**WHAT TO DO:** Write out the full set of records below exactly.

+++ ROWS

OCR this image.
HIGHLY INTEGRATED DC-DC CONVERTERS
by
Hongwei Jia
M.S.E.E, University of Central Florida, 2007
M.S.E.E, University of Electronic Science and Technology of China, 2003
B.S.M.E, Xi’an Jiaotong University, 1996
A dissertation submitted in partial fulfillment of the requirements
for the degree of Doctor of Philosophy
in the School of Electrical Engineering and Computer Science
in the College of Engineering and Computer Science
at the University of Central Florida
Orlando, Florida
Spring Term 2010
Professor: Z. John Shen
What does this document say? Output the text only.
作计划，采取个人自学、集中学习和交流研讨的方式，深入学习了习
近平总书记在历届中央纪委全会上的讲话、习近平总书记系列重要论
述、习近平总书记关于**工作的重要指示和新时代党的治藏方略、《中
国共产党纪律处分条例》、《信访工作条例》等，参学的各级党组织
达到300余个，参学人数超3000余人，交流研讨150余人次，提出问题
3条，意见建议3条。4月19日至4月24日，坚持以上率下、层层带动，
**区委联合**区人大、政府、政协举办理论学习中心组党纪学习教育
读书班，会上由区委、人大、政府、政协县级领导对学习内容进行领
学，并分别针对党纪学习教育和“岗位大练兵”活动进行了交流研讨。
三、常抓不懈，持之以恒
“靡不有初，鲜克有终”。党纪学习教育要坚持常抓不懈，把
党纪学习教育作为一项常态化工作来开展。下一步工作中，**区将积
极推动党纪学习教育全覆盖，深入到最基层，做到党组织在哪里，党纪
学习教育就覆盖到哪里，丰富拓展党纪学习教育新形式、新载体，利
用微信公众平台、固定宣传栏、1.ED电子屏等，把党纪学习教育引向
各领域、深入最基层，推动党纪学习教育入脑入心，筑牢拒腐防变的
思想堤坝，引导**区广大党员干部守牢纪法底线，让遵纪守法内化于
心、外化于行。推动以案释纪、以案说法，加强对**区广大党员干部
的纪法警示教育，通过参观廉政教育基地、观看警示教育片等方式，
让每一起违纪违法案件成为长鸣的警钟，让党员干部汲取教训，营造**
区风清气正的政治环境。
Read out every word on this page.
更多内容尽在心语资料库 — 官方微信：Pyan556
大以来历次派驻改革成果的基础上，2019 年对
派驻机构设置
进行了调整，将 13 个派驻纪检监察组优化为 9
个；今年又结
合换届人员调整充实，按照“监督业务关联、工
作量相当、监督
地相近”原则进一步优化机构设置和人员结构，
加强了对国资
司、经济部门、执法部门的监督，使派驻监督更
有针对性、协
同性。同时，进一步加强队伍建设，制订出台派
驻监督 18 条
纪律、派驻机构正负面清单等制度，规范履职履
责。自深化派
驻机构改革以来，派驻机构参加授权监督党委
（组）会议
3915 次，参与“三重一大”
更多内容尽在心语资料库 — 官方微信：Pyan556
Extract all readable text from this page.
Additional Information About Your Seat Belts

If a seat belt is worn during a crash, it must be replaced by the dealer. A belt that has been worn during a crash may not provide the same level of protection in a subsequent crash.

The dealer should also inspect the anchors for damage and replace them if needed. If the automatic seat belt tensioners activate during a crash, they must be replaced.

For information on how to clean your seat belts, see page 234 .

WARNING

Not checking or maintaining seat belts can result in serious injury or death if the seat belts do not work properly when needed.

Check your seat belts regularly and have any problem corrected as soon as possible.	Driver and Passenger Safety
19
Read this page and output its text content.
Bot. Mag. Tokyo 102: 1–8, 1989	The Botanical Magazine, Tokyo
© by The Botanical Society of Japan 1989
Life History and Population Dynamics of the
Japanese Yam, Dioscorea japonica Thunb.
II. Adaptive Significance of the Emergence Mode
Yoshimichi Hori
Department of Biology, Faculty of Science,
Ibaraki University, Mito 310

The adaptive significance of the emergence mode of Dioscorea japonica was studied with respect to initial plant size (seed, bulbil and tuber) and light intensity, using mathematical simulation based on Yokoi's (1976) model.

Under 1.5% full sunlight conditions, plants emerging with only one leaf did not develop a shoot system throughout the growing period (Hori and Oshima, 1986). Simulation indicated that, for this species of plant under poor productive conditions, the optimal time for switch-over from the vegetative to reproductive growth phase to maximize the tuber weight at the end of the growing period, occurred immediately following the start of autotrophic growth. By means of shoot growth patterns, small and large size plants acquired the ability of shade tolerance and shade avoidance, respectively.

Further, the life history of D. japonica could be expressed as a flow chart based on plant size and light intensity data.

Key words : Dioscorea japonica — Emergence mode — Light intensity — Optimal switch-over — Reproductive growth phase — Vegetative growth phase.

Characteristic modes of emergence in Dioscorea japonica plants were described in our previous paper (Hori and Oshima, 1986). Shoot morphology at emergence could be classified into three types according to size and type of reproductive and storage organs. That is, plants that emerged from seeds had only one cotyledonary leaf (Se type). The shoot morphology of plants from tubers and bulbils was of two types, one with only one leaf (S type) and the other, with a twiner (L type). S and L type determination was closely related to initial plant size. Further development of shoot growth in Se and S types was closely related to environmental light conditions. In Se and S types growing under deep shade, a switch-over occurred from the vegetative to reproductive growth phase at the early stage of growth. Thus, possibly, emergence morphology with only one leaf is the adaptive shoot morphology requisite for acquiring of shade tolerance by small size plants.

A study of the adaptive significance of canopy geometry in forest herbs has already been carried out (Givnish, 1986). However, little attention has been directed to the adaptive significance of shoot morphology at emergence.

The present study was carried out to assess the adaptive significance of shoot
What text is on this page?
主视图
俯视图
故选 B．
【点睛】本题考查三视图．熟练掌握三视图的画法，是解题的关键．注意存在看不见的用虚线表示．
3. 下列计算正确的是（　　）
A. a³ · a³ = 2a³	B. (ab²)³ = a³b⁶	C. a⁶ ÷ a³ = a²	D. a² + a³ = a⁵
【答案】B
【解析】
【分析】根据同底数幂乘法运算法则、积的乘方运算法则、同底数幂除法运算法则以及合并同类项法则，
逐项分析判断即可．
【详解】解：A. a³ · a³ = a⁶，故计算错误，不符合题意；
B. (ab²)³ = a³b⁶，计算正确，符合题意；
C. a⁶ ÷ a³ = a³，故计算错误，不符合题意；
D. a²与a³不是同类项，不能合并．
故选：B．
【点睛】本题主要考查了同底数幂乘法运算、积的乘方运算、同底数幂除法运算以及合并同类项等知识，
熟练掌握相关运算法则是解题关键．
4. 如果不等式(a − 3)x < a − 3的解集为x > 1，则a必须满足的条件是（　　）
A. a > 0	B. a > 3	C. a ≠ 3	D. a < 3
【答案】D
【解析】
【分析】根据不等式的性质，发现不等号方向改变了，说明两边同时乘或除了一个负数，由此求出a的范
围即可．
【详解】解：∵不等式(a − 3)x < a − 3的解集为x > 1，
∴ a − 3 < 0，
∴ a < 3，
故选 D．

++++++

**SOLUTION TO THIS EXERCISE:**
OCR this image.
HIGHLY INTEGRATED DC-DC CONVERTERS
by
Hongwei Jia
M.S.E.E, University of Central Florida, 2007
M.S.E.E, University of Electronic Science and Technology of China, 2003
B.S.M.E, Xi’an Jiaotong University, 1996
A dissertation submitted in partial fulfillment of the requirements
for the degree of Doctor of Philosophy
in the School of Electrical Engineering and Computer Science
in the College of Engineering and Computer Science
at the University of Central Florida
Orlando, Florida
Spring Term 2010
Professor: Z. John Shen
What does this document say? Output the text only.
作计划，采取个人自学、集中学习和交流研讨的方式，深入学习了习
近平总书记在历届中央纪委全会上的讲话、习近平总书记系列重要论
述、习近平总书记关于**工作的重要指示和新时代党的治藏方略、《中
国共产党纪律处分条例》、《信访工作条例》等，参学的各级党组织
达到300余个，参学人数超3000余人，交流研讨150余人次，提出问题
3条，意见建议3条。4月19日至4月24日，坚持以上率下、层层带动，
**区委联合**区人大、政府、政协举办理论学习中心组党纪学习教育
读书班，会上由区委、人大、政府、政协县级领导对学习内容进行领
学，并分别针对党纪学习教育和“岗位大练兵”活动进行了交流研讨。
三、常抓不懈，持之以恒
“靡不有初，鲜克有终”。党纪学习教育要坚持常抓不懈，把
党纪学习教育作为一项常态化工作来开展。下一步工作中，**区将积
极推动党纪学习教育全覆盖，深入到最基层，做到党组织在哪里，党纪
学习教育就覆盖到哪里，丰富拓展党纪学习教育新形式、新载体，利
用微信公众平台、固定宣传栏、1.ED电子屏等，把党纪学习教育引向
各领域、深入最基层，推动党纪学习教育入脑入心，筑牢拒腐防变的
思想堤坝，引导**区广大党员干部守牢纪法底线，让遵纪守法内化于
心、外化于行。推动以案释纪、以案说法，加强对**区广大党员干部
的纪法警示教育，通过参观廉政教育基地、观看警示教育片等方式，
让每一起违纪违法案件成为长鸣的警钟，让党员干部汲取教训，营造**
区风清气正的政治环境。
Read out every word on this page.
更多内容尽在心语资料库 — 官方微信：Pyan556
大以来历次派驻改革成果的基础上，2019 年对
派驻机构设置
进行了调整，将 13 个派驻纪检监察组优化为 9
个；今年又结
合换届人员调整充实，按照“监督业务关联、工
作量相当、监督
地相近”原则进一步优化机构设置和人员结构，
加强了对国资
司、经济部门、执法部门的监督，使派驻监督更
有针对性、协
同性。同时，进一步加强队伍建设，制订出台派
驻监督 18 条
纪律、派驻机构正负面清单等制度，规范履职履
责。自深化派
驻机构改革以来，派驻机构参加授权监督党委
（组）会议
3915 次，参与“三重一大”
更多内容尽在心语资料库 — 官方微信：Pyan556
Extract all readable text from this page.
Additional Information About Your Seat Belts

If a seat belt is worn during a crash, it must be replaced by the dealer. A belt that has been worn during a crash may not provide the same level of protection in a subsequent crash.

The dealer should also inspect the anchors for damage and replace them if needed. If the automatic seat belt tensioners activate during a crash, they must be replaced.

For information on how to clean your seat belts, see page 234 .

WARNING

Not checking or maintaining seat belts can result in serious injury or death if the seat belts do not work properly when needed.

Check your seat belts regularly and have any problem corrected as soon as possible.	Driver and Passenger Safety
19
Read this page and output its text content.
Bot. Mag. Tokyo 102: 1–8, 1989	The Botanical Magazine, Tokyo
© by The Botanical Society of Japan 1989
Life History and Population Dynamics of the
Japanese Yam, Dioscorea japonica Thunb.
II. Adaptive Significance of the Emergence Mode
Yoshimichi Hori
Department of Biology, Faculty of Science,
Ibaraki University, Mito 310

The adaptive significance of the emergence mode of Dioscorea japonica was studied with respect to initial plant size (seed, bulbil and tuber) and light intensity, using mathematical simulation based on Yokoi's (1976) model.

Under 1.5% full sunlight conditions, plants emerging with only one leaf did not develop a shoot system throughout the growing period (Hori and Oshima, 1986). Simulation indicated that, for this species of plant under poor productive conditions, the optimal time for switch-over from the vegetative to reproductive growth phase to maximize the tuber weight at the end of the growing period, occurred immediately following the start of autotrophic growth. By means of shoot growth patterns, small and large size plants acquired the ability of shade tolerance and shade avoidance, respectively.

Further, the life history of D. japonica could be expressed as a flow chart based on plant size and light intensity data.

Key words : Dioscorea japonica — Emergence mode — Light intensity — Optimal switch-over — Reproductive growth phase — Vegetative growth phase.

Characteristic modes of emergence in Dioscorea japonica plants were described in our previous paper (Hori and Oshima, 1986). Shoot morphology at emergence could be classified into three types according to size and type of reproductive and storage organs. That is, plants that emerged from seeds had only one cotyledonary leaf (Se type). The shoot morphology of plants from tubers and bulbils was of two types, one with only one leaf (S type) and the other, with a twiner (L type). S and L type determination was closely related to initial plant size. Further development of shoot growth in Se and S types was closely related to environmental light conditions. In Se and S types growing under deep shade, a switch-over occurred from the vegetative to reproductive growth phase at the early stage of growth. Thus, possibly, emergence morphology with only one leaf is the adaptive shoot morphology requisite for acquiring of shade tolerance by small size plants.

A study of the adaptive significance of canopy geometry in forest herbs has already been carried out (Givnish, 1986). However, little attention has been directed to the adaptive significance of shoot morphology at emergence.

The present study was carried out to assess the adaptive significance of shoot
What text is on this page?
主视图
俯视图
故选 B．
【点睛】本题考查三视图．熟练掌握三视图的画法，是解题的关键．注意存在看不见的用虚线表示．
3. 下列计算正确的是（　　）
A. a³ · a³ = 2a³	B. (ab²)³ = a³b⁶	C. a⁶ ÷ a³ = a²	D. a² + a³ = a⁵
【答案】B
【解析】
【分析】根据同底数幂乘法运算法则、积的乘方运算法则、同底数幂除法运算法则以及合并同类项法则，
逐项分析判断即可．
【详解】解：A. a³ · a³ = a⁶，故计算错误，不符合题意；
B. (ab²)³ = a³b⁶，计算正确，符合题意；
C. a⁶ ÷ a³ = a³，故计算错误，不符合题意；
D. a²与a³不是同类项，不能合并．
故选：B．
【点睛】本题主要考查了同底数幂乘法运算、积的乘方运算、同底数幂除法运算以及合并同类项等知识，
熟练掌握相关运算法则是解题关键．
4. 如果不等式(a − 3)x < a − 3的解集为x > 1，则a必须满足的条件是（　　）
A. a > 0	B. a > 3	C. a ≠ 3	D. a < 3
【答案】D
【解析】
【分析】根据不等式的性质，发现不等号方向改变了，说明两边同时乘或除了一个负数，由此求出a的范
围即可．
【详解】解：∵不等式(a − 3)x < a − 3的解集为x > 1，
∴ a − 3 < 0，
∴ a < 3，
故选 D．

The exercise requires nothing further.